[THE PROBLEM]: Set every record down verbatim and omit the pictures.

[MATERIAL TO PROCESS]:
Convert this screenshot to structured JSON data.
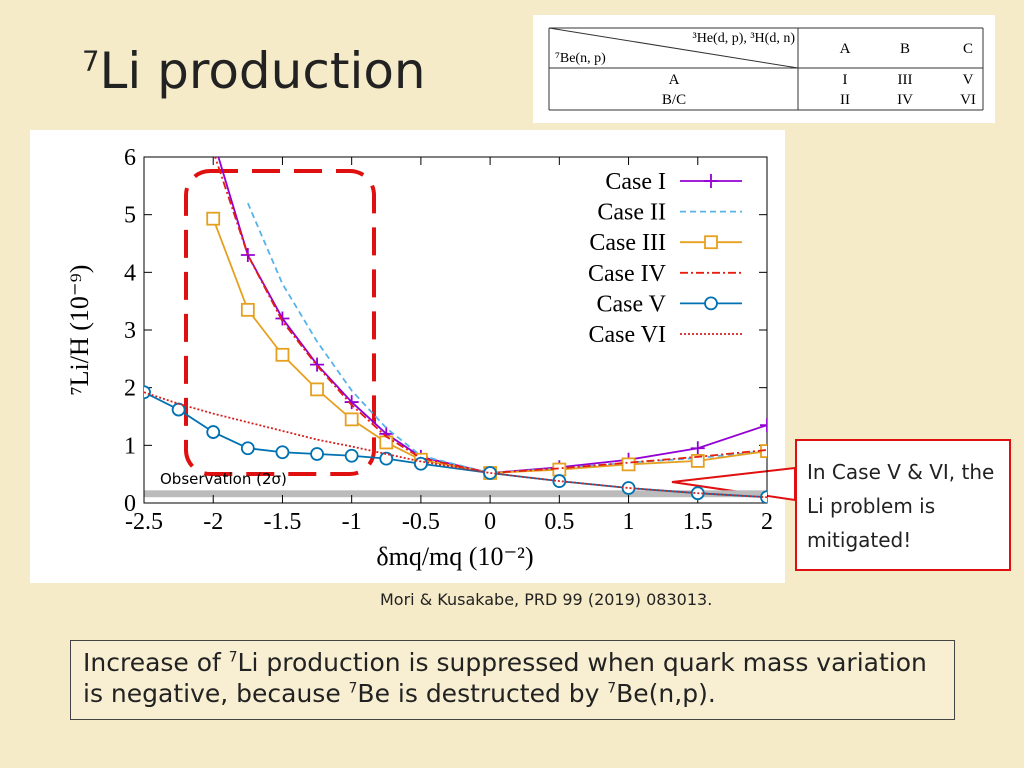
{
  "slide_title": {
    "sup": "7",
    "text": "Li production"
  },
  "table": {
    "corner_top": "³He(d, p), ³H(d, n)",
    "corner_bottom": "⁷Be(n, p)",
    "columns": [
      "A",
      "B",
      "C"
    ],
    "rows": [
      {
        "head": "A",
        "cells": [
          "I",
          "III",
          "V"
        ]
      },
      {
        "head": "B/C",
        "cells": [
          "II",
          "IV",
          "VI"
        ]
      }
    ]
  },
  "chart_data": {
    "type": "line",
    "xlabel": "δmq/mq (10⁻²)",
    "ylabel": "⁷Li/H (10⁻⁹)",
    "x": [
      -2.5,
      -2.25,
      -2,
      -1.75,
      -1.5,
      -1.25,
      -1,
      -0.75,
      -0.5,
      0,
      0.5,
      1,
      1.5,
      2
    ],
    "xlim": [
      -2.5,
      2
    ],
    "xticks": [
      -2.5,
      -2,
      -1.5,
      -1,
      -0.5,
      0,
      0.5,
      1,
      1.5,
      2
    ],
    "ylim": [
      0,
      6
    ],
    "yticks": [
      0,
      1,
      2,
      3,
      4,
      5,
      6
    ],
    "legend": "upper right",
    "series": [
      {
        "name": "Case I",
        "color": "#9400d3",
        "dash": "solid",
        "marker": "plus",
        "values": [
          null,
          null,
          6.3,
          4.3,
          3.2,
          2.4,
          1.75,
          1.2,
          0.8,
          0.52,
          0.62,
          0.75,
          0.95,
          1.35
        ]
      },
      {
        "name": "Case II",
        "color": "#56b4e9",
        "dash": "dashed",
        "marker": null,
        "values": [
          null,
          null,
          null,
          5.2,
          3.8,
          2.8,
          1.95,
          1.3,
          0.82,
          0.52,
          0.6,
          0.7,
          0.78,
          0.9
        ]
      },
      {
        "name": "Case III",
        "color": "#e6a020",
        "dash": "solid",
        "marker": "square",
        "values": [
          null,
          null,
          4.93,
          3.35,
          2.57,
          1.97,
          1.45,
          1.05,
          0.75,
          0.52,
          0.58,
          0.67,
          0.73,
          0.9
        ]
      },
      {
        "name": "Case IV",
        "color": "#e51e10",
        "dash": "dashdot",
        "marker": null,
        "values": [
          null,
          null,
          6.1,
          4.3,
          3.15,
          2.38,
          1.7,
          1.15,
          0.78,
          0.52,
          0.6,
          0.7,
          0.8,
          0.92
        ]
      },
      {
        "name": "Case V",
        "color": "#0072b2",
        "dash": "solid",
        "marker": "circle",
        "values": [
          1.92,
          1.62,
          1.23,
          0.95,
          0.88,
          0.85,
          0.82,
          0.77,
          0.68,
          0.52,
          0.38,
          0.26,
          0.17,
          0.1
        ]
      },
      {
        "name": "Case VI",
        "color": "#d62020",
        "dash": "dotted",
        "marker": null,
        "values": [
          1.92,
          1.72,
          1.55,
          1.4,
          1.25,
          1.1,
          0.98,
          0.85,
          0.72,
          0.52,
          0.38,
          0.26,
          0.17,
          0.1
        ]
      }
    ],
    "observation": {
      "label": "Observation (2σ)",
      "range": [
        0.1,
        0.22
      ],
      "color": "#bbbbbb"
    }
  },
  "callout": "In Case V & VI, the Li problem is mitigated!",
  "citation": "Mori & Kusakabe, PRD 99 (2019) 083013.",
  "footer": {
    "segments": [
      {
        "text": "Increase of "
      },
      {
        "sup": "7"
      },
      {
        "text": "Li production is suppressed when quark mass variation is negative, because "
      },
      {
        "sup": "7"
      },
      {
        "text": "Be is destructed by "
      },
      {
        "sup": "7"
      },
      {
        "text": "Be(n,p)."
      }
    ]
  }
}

[RESULT OF THE EXERCISE]:
Convert this screenshot to structured JSON data.
{
  "slide_title": {
    "sup": "7",
    "text": "Li production"
  },
  "table": {
    "corner_top": "³He(d, p), ³H(d, n)",
    "corner_bottom": "⁷Be(n, p)",
    "columns": [
      "A",
      "B",
      "C"
    ],
    "rows": [
      {
        "head": "A",
        "cells": [
          "I",
          "III",
          "V"
        ]
      },
      {
        "head": "B/C",
        "cells": [
          "II",
          "IV",
          "VI"
        ]
      }
    ]
  },
  "chart_data": {
    "type": "line",
    "xlabel": "δmq/mq (10⁻²)",
    "ylabel": "⁷Li/H (10⁻⁹)",
    "x": [
      -2.5,
      -2.25,
      -2,
      -1.75,
      -1.5,
      -1.25,
      -1,
      -0.75,
      -0.5,
      0,
      0.5,
      1,
      1.5,
      2
    ],
    "xlim": [
      -2.5,
      2
    ],
    "xticks": [
      -2.5,
      -2,
      -1.5,
      -1,
      -0.5,
      0,
      0.5,
      1,
      1.5,
      2
    ],
    "ylim": [
      0,
      6
    ],
    "yticks": [
      0,
      1,
      2,
      3,
      4,
      5,
      6
    ],
    "legend": "upper right",
    "series": [
      {
        "name": "Case I",
        "color": "#9400d3",
        "dash": "solid",
        "marker": "plus",
        "values": [
          null,
          null,
          6.3,
          4.3,
          3.2,
          2.4,
          1.75,
          1.2,
          0.8,
          0.52,
          0.62,
          0.75,
          0.95,
          1.35
        ]
      },
      {
        "name": "Case II",
        "color": "#56b4e9",
        "dash": "dashed",
        "marker": null,
        "values": [
          null,
          null,
          null,
          5.2,
          3.8,
          2.8,
          1.95,
          1.3,
          0.82,
          0.52,
          0.6,
          0.7,
          0.78,
          0.9
        ]
      },
      {
        "name": "Case III",
        "color": "#e6a020",
        "dash": "solid",
        "marker": "square",
        "values": [
          null,
          null,
          4.93,
          3.35,
          2.57,
          1.97,
          1.45,
          1.05,
          0.75,
          0.52,
          0.58,
          0.67,
          0.73,
          0.9
        ]
      },
      {
        "name": "Case IV",
        "color": "#e51e10",
        "dash": "dashdot",
        "marker": null,
        "values": [
          null,
          null,
          6.1,
          4.3,
          3.15,
          2.38,
          1.7,
          1.15,
          0.78,
          0.52,
          0.6,
          0.7,
          0.8,
          0.92
        ]
      },
      {
        "name": "Case V",
        "color": "#0072b2",
        "dash": "solid",
        "marker": "circle",
        "values": [
          1.92,
          1.62,
          1.23,
          0.95,
          0.88,
          0.85,
          0.82,
          0.77,
          0.68,
          0.52,
          0.38,
          0.26,
          0.17,
          0.1
        ]
      },
      {
        "name": "Case VI",
        "color": "#d62020",
        "dash": "dotted",
        "marker": null,
        "values": [
          1.92,
          1.72,
          1.55,
          1.4,
          1.25,
          1.1,
          0.98,
          0.85,
          0.72,
          0.52,
          0.38,
          0.26,
          0.17,
          0.1
        ]
      }
    ],
    "observation": {
      "label": "Observation (2σ)",
      "range": [
        0.1,
        0.22
      ],
      "color": "#bbbbbb"
    }
  },
  "callout": "In Case V & VI, the Li problem is mitigated!",
  "citation": "Mori & Kusakabe, PRD 99 (2019) 083013.",
  "footer": {
    "segments": [
      {
        "text": "Increase of "
      },
      {
        "sup": "7"
      },
      {
        "text": "Li production is suppressed when quark mass variation is negative, because "
      },
      {
        "sup": "7"
      },
      {
        "text": "Be is destructed by "
      },
      {
        "sup": "7"
      },
      {
        "text": "Be(n,p)."
      }
    ]
  }
}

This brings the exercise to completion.